→ Source document
%%
This T32 application, the Center for Drug Discovery “Training Program on Medications Development for
Substance Use Disorder (SUD)”, is to provide broad training to PhD students and postdoctoral scientists on drug
development for SUD. The Training Program rationale is driven by the socioeconomic burden and medical need
associated with the lack of safe and effective medicines to treat SUD in the US and globally. The Training
Program blends mentorship, coursework, and research activities in a setting with state-of-the-art facilities. The
goal of training is to equip trainees to develop as productive biomedical research scientists, with consummate
expertise in SUD pharmacotherapies research. The main locus of this training program is the Center for Drug
Discovery (CDD) at Northeastern University that has unique technologies housed in one cohesive unit, including,
high-throughput synthetic chemistry and pharmacological activity screening; mass spectrometry-based
genomics, proteomics and metabolomics, as well as, bioanalytical analysis; high-resolution NMR technologies;
and in vivo MRI imaging. Notably, CDD Training Program faculty includes SUD researchers at Harvard Medical
School and McLean Psychiatric Hospital, as well as, at Tufts University and Medical Center. Moreover, CDD
Training Program consultants include drug development scientists from the pharmaceutical and biotechnology
industrial community in Boston. All participating institutions are within an 8-mile radius of each other in the
metropolitan Boston area. The Training Program presents a premiere discovery and translational node to
address the appalling morbidity and mortality associated with apparent lack of effective medications for opioid
use disorder and complete absence of approved medications for SUD associated with cannabinoids and
psychostimulants—it appears that repurposing of old drugs has not worked and the lack of novel medicines from
pharmaceutical industry and federal laboratories provides strong rationale for our academic-based training
program on novel medication development for SUD, with its unique multi-disciplinary, multi-institutional
approach. A unique feature of the Training Program is engagement of junior faculty, including, from the
Medications Development Branch of the NIDA Intramural Program, to provide for the next generation of SUD
medication development scientists. Training Program faculty assist pre- and postdoctoral trainees to develop
scientific integrity, collaboration, grantsmanship, and presentation skills, as well as, expertise in methodologies,
including, synthetic chemistry, molecular and behavioral pharmacology, drug pharmacokinetics and metabolism,
“omics” (pharmacogenomics, proteomics, metabolomics), and neuroimaging. In addition to core research ethics
training, there will be ethics roundtable discussions. Some other features of the Training Program include
postdoctoral–predoctoral trainee collaboration, a trainees’ seminar series, and trainee engagement with SUD
scientists at the annual CDD/NIDA-sponsored symposium, Chemistry and Pharmacology of Drug Abuse.
%%
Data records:
%%
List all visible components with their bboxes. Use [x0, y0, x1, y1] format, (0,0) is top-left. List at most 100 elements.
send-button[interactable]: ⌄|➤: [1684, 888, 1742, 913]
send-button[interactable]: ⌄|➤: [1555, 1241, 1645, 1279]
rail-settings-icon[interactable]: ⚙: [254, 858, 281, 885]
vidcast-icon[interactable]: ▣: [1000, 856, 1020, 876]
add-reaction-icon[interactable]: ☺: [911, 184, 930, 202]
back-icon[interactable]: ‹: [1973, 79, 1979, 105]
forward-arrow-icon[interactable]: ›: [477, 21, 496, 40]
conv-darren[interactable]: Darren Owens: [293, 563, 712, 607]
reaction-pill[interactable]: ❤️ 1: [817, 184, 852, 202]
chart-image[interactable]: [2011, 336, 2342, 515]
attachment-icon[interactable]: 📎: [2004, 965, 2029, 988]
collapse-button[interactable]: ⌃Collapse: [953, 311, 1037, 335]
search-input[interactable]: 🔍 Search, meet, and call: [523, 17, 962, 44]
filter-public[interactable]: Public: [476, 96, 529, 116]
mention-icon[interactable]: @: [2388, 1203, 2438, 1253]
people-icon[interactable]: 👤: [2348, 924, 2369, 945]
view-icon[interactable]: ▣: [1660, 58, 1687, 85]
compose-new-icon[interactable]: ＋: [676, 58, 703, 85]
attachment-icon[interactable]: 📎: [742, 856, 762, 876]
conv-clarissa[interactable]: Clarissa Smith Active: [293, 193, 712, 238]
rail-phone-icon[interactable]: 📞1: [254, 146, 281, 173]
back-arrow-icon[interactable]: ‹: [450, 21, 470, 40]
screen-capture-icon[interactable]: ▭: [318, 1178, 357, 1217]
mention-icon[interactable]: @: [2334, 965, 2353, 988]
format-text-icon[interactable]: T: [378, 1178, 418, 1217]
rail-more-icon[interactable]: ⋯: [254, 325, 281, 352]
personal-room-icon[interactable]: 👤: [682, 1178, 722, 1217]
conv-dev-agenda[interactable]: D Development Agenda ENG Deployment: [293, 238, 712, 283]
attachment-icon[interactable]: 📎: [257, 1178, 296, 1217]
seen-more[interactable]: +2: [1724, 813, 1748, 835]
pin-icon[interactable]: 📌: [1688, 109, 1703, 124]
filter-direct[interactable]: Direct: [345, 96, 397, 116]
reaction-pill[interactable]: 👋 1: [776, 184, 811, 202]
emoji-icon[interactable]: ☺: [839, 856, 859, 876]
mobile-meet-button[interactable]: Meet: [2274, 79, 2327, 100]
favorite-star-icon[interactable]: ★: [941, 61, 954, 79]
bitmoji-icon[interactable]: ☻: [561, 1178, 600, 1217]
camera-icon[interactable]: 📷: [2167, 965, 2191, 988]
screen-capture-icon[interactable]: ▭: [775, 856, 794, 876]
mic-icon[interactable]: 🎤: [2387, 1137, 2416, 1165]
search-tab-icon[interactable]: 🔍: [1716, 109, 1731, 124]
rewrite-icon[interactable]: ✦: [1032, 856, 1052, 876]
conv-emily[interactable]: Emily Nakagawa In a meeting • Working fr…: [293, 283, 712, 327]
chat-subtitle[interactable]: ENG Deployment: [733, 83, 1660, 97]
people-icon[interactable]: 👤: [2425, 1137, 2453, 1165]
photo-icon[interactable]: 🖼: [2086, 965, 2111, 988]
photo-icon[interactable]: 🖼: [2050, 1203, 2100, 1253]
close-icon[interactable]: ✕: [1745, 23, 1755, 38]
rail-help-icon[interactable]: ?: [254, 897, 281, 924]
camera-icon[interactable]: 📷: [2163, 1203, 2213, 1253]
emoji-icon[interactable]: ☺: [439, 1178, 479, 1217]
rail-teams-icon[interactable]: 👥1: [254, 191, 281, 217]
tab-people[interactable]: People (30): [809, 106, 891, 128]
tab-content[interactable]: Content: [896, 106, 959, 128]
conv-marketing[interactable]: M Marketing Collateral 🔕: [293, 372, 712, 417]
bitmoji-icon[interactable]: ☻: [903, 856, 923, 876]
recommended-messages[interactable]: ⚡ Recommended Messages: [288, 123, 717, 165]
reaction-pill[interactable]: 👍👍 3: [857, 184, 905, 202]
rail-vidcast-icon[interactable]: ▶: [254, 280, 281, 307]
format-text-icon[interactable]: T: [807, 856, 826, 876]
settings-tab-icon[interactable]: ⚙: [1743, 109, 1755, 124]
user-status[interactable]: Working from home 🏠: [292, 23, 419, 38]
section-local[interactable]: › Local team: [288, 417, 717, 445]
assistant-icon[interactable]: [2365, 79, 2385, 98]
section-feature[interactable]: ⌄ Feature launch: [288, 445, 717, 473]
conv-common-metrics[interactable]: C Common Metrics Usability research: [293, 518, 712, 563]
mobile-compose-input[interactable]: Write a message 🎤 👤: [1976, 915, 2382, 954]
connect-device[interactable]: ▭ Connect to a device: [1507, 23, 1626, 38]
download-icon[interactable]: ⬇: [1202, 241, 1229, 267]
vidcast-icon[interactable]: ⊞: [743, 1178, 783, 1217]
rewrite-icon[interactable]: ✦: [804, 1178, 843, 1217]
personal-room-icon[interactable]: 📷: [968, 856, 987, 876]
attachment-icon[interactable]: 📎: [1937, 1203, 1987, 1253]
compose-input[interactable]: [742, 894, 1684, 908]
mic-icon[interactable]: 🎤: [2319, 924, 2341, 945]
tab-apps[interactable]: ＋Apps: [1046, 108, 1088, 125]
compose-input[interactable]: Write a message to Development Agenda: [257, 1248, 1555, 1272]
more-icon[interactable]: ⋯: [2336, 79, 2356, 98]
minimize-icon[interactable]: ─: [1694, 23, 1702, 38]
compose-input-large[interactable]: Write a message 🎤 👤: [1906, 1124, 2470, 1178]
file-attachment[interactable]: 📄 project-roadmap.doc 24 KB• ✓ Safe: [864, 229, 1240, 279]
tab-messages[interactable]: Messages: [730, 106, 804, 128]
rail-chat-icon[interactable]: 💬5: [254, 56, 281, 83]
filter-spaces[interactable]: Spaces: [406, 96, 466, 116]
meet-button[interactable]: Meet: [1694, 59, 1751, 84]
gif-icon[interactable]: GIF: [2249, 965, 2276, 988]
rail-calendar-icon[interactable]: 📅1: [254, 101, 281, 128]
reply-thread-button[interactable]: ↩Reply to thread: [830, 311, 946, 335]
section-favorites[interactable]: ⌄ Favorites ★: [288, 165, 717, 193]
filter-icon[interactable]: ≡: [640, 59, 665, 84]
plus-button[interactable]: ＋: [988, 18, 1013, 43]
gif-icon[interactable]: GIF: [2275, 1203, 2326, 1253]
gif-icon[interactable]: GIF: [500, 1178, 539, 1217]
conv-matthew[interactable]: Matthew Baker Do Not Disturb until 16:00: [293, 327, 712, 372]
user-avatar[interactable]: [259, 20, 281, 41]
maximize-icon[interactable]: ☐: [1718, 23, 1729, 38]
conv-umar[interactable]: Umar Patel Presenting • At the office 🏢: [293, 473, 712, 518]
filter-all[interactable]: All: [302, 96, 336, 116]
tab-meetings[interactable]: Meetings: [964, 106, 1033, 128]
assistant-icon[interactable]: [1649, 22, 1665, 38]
%%
According to the training program description, how far apart are all the participating institutions? The data have no connection to the training program description.

They are all within an 8-mile radius of each other in the metropolitan Boston area.